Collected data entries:
──────────

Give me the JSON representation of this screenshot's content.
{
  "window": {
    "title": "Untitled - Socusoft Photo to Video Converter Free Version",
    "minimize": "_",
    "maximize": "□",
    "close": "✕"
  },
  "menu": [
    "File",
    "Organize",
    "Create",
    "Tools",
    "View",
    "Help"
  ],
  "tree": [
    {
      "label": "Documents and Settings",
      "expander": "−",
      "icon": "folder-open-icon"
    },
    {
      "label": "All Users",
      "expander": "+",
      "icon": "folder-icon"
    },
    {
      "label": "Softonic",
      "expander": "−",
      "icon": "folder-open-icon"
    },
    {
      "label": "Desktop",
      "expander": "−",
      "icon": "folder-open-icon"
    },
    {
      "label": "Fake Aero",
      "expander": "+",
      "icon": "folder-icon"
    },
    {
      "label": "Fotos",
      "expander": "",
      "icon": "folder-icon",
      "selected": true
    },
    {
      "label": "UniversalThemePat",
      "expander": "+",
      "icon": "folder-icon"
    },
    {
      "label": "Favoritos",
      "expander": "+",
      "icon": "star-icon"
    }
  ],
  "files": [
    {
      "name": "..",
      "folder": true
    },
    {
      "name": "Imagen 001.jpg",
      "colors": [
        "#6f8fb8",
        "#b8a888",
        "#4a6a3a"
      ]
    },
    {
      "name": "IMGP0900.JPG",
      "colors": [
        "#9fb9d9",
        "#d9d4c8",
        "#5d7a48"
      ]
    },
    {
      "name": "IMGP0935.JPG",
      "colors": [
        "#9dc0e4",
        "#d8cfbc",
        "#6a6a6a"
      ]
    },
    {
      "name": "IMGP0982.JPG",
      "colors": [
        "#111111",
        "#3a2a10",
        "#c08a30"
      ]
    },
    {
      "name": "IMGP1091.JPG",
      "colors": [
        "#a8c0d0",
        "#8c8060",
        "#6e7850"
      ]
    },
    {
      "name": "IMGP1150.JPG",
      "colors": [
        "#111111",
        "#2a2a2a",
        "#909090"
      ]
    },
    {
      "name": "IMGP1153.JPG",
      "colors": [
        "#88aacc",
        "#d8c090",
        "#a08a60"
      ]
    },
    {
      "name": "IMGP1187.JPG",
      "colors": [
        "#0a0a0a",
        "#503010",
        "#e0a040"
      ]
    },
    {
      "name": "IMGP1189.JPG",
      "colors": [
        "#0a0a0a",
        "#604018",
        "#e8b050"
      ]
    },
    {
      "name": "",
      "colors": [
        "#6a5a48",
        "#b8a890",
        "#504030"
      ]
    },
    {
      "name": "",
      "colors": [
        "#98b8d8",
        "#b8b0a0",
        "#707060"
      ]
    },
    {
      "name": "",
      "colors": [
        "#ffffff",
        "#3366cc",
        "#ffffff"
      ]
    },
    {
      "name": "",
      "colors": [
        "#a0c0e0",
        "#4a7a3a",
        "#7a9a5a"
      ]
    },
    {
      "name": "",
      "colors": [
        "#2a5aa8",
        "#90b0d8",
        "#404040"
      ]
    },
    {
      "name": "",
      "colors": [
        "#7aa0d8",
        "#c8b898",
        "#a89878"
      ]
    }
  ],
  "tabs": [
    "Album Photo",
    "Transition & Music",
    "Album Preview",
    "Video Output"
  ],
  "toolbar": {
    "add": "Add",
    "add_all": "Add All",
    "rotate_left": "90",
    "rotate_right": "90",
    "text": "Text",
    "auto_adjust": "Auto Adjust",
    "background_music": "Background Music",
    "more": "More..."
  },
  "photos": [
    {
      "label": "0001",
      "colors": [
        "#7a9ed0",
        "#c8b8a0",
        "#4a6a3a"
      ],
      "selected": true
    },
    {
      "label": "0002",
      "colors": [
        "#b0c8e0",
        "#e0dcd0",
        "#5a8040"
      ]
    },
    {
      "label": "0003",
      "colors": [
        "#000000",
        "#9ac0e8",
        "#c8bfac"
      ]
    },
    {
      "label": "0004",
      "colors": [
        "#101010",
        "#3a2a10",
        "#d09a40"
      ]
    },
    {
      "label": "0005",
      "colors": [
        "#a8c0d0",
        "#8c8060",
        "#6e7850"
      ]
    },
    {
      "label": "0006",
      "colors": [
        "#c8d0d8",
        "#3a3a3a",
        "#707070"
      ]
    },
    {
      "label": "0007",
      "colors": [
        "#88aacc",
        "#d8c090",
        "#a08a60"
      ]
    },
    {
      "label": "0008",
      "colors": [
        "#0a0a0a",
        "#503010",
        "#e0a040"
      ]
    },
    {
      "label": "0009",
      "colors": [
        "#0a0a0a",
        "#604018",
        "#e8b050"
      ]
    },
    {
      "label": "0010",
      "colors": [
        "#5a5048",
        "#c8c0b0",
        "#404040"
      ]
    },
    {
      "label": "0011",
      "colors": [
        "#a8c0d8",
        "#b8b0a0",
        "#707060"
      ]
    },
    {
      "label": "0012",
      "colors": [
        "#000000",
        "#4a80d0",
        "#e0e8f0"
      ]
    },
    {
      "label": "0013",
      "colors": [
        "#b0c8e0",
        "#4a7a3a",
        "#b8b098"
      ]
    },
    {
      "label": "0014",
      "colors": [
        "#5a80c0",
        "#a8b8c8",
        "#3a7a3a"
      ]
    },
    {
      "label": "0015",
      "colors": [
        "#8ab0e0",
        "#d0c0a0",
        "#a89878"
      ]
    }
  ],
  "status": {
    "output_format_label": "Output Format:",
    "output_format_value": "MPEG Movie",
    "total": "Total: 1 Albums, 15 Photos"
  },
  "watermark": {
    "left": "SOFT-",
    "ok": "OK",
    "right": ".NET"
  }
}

──────────

**Problem requirements:** Pick out the lines that contain "Music" and copy them.

**The completed task:**
    "Transition & Music",
    "background_music": "Background Music",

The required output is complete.